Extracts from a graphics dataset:
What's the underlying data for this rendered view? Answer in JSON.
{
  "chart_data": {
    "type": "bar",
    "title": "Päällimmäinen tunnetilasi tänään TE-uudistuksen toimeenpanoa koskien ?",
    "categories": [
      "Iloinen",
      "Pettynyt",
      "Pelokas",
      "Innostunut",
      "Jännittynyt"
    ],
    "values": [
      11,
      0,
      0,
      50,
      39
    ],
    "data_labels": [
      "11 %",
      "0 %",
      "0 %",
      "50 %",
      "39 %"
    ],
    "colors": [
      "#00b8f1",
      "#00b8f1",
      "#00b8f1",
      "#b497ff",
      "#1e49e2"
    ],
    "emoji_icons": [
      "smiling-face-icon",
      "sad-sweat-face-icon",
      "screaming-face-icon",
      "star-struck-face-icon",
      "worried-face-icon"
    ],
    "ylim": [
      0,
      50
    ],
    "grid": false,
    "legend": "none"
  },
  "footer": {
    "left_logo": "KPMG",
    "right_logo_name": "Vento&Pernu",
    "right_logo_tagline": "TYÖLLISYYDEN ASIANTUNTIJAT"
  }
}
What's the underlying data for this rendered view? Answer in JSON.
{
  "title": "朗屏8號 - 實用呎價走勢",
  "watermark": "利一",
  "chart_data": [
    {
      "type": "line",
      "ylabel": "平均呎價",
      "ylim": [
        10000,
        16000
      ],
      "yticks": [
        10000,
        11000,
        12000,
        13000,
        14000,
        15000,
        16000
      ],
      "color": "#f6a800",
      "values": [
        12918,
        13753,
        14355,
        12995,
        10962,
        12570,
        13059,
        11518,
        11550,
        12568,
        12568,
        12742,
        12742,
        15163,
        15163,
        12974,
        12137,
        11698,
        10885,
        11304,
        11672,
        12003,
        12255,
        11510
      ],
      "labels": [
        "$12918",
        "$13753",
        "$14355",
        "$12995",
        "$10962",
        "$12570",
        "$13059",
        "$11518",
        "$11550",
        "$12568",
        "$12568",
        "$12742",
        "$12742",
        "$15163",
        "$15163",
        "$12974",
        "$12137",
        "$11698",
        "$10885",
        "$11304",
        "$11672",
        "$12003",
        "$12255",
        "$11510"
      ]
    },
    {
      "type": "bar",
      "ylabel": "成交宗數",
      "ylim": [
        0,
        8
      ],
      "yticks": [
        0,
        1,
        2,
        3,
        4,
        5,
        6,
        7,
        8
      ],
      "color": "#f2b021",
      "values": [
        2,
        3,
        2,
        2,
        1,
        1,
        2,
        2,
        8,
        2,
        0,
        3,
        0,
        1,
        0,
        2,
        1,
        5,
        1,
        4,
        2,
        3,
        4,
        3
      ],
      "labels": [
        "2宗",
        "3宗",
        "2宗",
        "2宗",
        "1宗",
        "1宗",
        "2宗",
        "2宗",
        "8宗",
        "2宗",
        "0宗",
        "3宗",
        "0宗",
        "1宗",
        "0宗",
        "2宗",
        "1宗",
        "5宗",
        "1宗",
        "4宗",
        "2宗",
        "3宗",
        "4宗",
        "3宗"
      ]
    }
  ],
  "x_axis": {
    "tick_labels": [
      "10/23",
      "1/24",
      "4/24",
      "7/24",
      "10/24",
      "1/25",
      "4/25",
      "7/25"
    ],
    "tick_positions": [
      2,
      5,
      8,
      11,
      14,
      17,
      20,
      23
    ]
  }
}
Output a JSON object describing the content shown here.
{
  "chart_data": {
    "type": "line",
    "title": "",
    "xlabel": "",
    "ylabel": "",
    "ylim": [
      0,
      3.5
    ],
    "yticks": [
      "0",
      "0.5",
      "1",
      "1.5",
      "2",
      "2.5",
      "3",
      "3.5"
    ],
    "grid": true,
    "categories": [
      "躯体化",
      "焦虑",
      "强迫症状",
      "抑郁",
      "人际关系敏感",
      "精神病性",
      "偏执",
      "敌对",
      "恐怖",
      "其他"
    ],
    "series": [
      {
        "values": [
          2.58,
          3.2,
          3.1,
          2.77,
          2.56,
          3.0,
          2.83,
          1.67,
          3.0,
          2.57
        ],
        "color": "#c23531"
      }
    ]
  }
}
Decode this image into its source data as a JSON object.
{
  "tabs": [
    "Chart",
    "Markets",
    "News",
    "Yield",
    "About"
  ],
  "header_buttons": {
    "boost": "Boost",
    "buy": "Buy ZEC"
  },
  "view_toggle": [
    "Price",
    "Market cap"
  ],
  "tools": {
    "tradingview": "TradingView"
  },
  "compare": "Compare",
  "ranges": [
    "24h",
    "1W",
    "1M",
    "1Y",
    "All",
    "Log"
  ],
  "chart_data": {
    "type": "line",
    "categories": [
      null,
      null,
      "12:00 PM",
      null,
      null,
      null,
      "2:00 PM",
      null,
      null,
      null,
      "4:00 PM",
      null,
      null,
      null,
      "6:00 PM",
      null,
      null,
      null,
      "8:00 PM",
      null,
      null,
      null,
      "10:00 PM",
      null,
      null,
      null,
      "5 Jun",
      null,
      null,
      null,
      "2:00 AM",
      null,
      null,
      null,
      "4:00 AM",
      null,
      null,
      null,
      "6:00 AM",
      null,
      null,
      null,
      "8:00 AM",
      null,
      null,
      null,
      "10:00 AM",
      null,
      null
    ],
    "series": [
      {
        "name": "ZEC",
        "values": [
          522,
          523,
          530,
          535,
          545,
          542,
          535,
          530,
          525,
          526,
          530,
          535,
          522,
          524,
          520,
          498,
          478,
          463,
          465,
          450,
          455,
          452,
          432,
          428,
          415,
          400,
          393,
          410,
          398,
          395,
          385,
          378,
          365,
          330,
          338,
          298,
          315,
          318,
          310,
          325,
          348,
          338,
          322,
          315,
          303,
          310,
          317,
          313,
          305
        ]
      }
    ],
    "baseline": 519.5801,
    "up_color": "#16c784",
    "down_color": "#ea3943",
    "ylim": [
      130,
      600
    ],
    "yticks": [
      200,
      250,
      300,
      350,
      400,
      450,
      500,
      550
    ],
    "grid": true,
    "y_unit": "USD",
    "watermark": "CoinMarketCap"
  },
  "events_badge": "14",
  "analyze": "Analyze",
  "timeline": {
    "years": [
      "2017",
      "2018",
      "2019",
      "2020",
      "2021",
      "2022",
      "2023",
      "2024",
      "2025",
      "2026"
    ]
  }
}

| PROBLEM TO SOLVE |
Extract every entry in the listing word for word.

| ANSWER TO THE PROBLEM |
What's the underlying data for this rendered view? Answer in JSON.
{
  "chart_data": {
    "type": "bar",
    "title": "Päällimmäinen tunnetilasi tänään TE-uudistuksen toimeenpanoa koskien ?",
    "categories": [
      "Iloinen",
      "Pettynyt",
      "Pelokas",
      "Innostunut",
      "Jännittynyt"
    ],
    "values": [
      11,
      0,
      0,
      50,
      39
    ],
    "data_labels": [
      "11 %",
      "0 %",
      "0 %",
      "50 %",
      "39 %"
    ],
    "colors": [
      "#00b8f1",
      "#00b8f1",
      "#00b8f1",
      "#b497ff",
      "#1e49e2"
    ],
    "emoji_icons": [
      "smiling-face-icon",
      "sad-sweat-face-icon",
      "screaming-face-icon",
      "star-struck-face-icon",
      "worried-face-icon"
    ],
    "ylim": [
      0,
      50
    ],
    "grid": false,
    "legend": "none"
  },
  "footer": {
    "left_logo": "KPMG",
    "right_logo_name": "Vento&Pernu",
    "right_logo_tagline": "TYÖLLISYYDEN ASIANTUNTIJAT"
  }
}
What's the underlying data for this rendered view? Answer in JSON.
{
  "title": "朗屏8號 - 實用呎價走勢",
  "watermark": "利一",
  "chart_data": [
    {
      "type": "line",
      "ylabel": "平均呎價",
      "ylim": [
        10000,
        16000
      ],
      "yticks": [
        10000,
        11000,
        12000,
        13000,
        14000,
        15000,
        16000
      ],
      "color": "#f6a800",
      "values": [
        12918,
        13753,
        14355,
        12995,
        10962,
        12570,
        13059,
        11518,
        11550,
        12568,
        12568,
        12742,
        12742,
        15163,
        15163,
        12974,
        12137,
        11698,
        10885,
        11304,
        11672,
        12003,
        12255,
        11510
      ],
      "labels": [
        "$12918",
        "$13753",
        "$14355",
        "$12995",
        "$10962",
        "$12570",
        "$13059",
        "$11518",
        "$11550",
        "$12568",
        "$12568",
        "$12742",
        "$12742",
        "$15163",
        "$15163",
        "$12974",
        "$12137",
        "$11698",
        "$10885",
        "$11304",
        "$11672",
        "$12003",
        "$12255",
        "$11510"
      ]
    },
    {
      "type": "bar",
      "ylabel": "成交宗數",
      "ylim": [
        0,
        8
      ],
      "yticks": [
        0,
        1,
        2,
        3,
        4,
        5,
        6,
        7,
        8
      ],
      "color": "#f2b021",
      "values": [
        2,
        3,
        2,
        2,
        1,
        1,
        2,
        2,
        8,
        2,
        0,
        3,
        0,
        1,
        0,
        2,
        1,
        5,
        1,
        4,
        2,
        3,
        4,
        3
      ],
      "labels": [
        "2宗",
        "3宗",
        "2宗",
        "2宗",
        "1宗",
        "1宗",
        "2宗",
        "2宗",
        "8宗",
        "2宗",
        "0宗",
        "3宗",
        "0宗",
        "1宗",
        "0宗",
        "2宗",
        "1宗",
        "5宗",
        "1宗",
        "4宗",
        "2宗",
        "3宗",
        "4宗",
        "3宗"
      ]
    }
  ],
  "x_axis": {
    "tick_labels": [
      "10/23",
      "1/24",
      "4/24",
      "7/24",
      "10/24",
      "1/25",
      "4/25",
      "7/25"
    ],
    "tick_positions": [
      2,
      5,
      8,
      11,
      14,
      17,
      20,
      23
    ]
  }
}
Output a JSON object describing the content shown here.
{
  "chart_data": {
    "type": "line",
    "title": "",
    "xlabel": "",
    "ylabel": "",
    "ylim": [
      0,
      3.5
    ],
    "yticks": [
      "0",
      "0.5",
      "1",
      "1.5",
      "2",
      "2.5",
      "3",
      "3.5"
    ],
    "grid": true,
    "categories": [
      "躯体化",
      "焦虑",
      "强迫症状",
      "抑郁",
      "人际关系敏感",
      "精神病性",
      "偏执",
      "敌对",
      "恐怖",
      "其他"
    ],
    "series": [
      {
        "values": [
          2.58,
          3.2,
          3.1,
          2.77,
          2.56,
          3.0,
          2.83,
          1.67,
          3.0,
          2.57
        ],
        "color": "#c23531"
      }
    ]
  }
}
Decode this image into its source data as a JSON object.
{
  "tabs": [
    "Chart",
    "Markets",
    "News",
    "Yield",
    "About"
  ],
  "header_buttons": {
    "boost": "Boost",
    "buy": "Buy ZEC"
  },
  "view_toggle": [
    "Price",
    "Market cap"
  ],
  "tools": {
    "tradingview": "TradingView"
  },
  "compare": "Compare",
  "ranges": [
    "24h",
    "1W",
    "1M",
    "1Y",
    "All",
    "Log"
  ],
  "chart_data": {
    "type": "line",
    "categories": [
      null,
      null,
      "12:00 PM",
      null,
      null,
      null,
      "2:00 PM",
      null,
      null,
      null,
      "4:00 PM",
      null,
      null,
      null,
      "6:00 PM",
      null,
      null,
      null,
      "8:00 PM",
      null,
      null,
      null,
      "10:00 PM",
      null,
      null,
      null,
      "5 Jun",
      null,
      null,
      null,
      "2:00 AM",
      null,
      null,
      null,
      "4:00 AM",
      null,
      null,
      null,
      "6:00 AM",
      null,
      null,
      null,
      "8:00 AM",
      null,
      null,
      null,
      "10:00 AM",
      null,
      null
    ],
    "series": [
      {
        "name": "ZEC",
        "values": [
          522,
          523,
          530,
          535,
          545,
          542,
          535,
          530,
          525,
          526,
          530,
          535,
          522,
          524,
          520,
          498,
          478,
          463,
          465,
          450,
          455,
          452,
          432,
          428,
          415,
          400,
          393,
          410,
          398,
          395,
          385,
          378,
          365,
          330,
          338,
          298,
          315,
          318,
          310,
          325,
          348,
          338,
          322,
          315,
          303,
          310,
          317,
          313,
          305
        ]
      }
    ],
    "baseline": 519.5801,
    "up_color": "#16c784",
    "down_color": "#ea3943",
    "ylim": [
      130,
      600
    ],
    "yticks": [
      200,
      250,
      300,
      350,
      400,
      450,
      500,
      550
    ],
    "grid": true,
    "y_unit": "USD",
    "watermark": "CoinMarketCap"
  },
  "events_badge": "14",
  "analyze": "Analyze",
  "timeline": {
    "years": [
      "2017",
      "2018",
      "2019",
      "2020",
      "2021",
      "2022",
      "2023",
      "2024",
      "2025",
      "2026"
    ]
  }
}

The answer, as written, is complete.